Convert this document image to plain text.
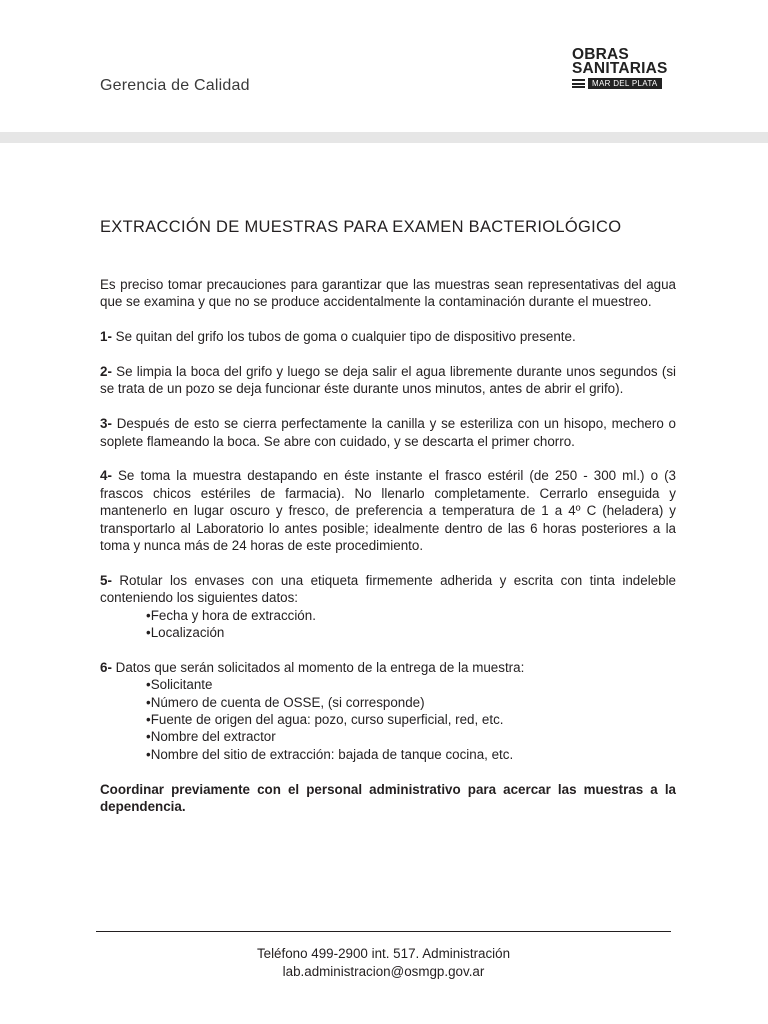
Gerencia de Calidad
OBRAS
SANITARIAS
MAR DEL PLATA
EXTRACCIÓN DE MUESTRAS PARA EXAMEN BACTERIOLÓGICO

Es preciso tomar precauciones para garantizar que las muestras sean representativas del agua que se examina y que no se produce accidentalmente la contaminación durante el muestreo.

1- Se quitan del grifo los tubos de goma o cualquier tipo de dispositivo presente.

2- Se limpia la boca del grifo y luego se deja salir el agua libremente durante unos segundos (si se trata de un pozo se deja funcionar éste durante unos minutos, antes de abrir el grifo).

3- Después de esto se cierra perfectamente la canilla y se esteriliza con un hisopo, mechero o soplete flameando la boca. Se abre con cuidado, y se descarta el primer chorro.

4- Se toma la muestra destapando en éste instante el frasco estéril (de 250 - 300 ml.) o (3 frascos chicos estériles de farmacia). No llenarlo completamente. Cerrarlo enseguida y mantenerlo en lugar oscuro y fresco, de preferencia a temperatura de 1 a 4º C (heladera) y transportarlo al Laboratorio lo antes posible; idealmente dentro de las 6 horas posteriores a la toma y nunca más de 24 horas de este procedimiento.

5- Rotular los envases con una etiqueta firmemente adherida y escrita con tinta indeleble conteniendo los siguientes datos:

•Fecha y hora de extracción.
•Localización

6- Datos que serán solicitados al momento de la entrega de la muestra:

•Solicitante
•Número de cuenta de OSSE, (si corresponde)
•Fuente de origen del agua: pozo, curso superficial, red, etc.
•Nombre del extractor
•Nombre del sitio de extracción: bajada de tanque cocina, etc.

Coordinar previamente con el personal administrativo para acercar las muestras a la dependencia.

Teléfono 499-2900 int. 517. Administración
lab.administracion@osmgp.gov.ar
§ §
» ASSIGNMENT: This exercise needs every entry retyped exactly, with the pictures removed.

» SOLUTION TO THIS TASK:
Convert this document image to plain text.
Gerencia de Calidad
OBRAS
SANITARIAS
MAR DEL PLATA
EXTRACCIÓN DE MUESTRAS PARA EXAMEN BACTERIOLÓGICO

Es preciso tomar precauciones para garantizar que las muestras sean representativas del agua que se examina y que no se produce accidentalmente la contaminación durante el muestreo.

1- Se quitan del grifo los tubos de goma o cualquier tipo de dispositivo presente.

2- Se limpia la boca del grifo y luego se deja salir el agua libremente durante unos segundos (si se trata de un pozo se deja funcionar éste durante unos minutos, antes de abrir el grifo).

3- Después de esto se cierra perfectamente la canilla y se esteriliza con un hisopo, mechero o soplete flameando la boca. Se abre con cuidado, y se descarta el primer chorro.

4- Se toma la muestra destapando en éste instante el frasco estéril (de 250 - 300 ml.) o (3 frascos chicos estériles de farmacia). No llenarlo completamente. Cerrarlo enseguida y mantenerlo en lugar oscuro y fresco, de preferencia a temperatura de 1 a 4º C (heladera) y transportarlo al Laboratorio lo antes posible; idealmente dentro de las 6 horas posteriores a la toma y nunca más de 24 horas de este procedimiento.

5- Rotular los envases con una etiqueta firmemente adherida y escrita con tinta indeleble conteniendo los siguientes datos:

•Fecha y hora de extracción.
•Localización

6- Datos que serán solicitados al momento de la entrega de la muestra:

•Solicitante
•Número de cuenta de OSSE, (si corresponde)
•Fuente de origen del agua: pozo, curso superficial, red, etc.
•Nombre del extractor
•Nombre del sitio de extracción: bajada de tanque cocina, etc.

Coordinar previamente con el personal administrativo para acercar las muestras a la dependencia.

Teléfono 499-2900 int. 517. Administración
lab.administracion@osmgp.gov.ar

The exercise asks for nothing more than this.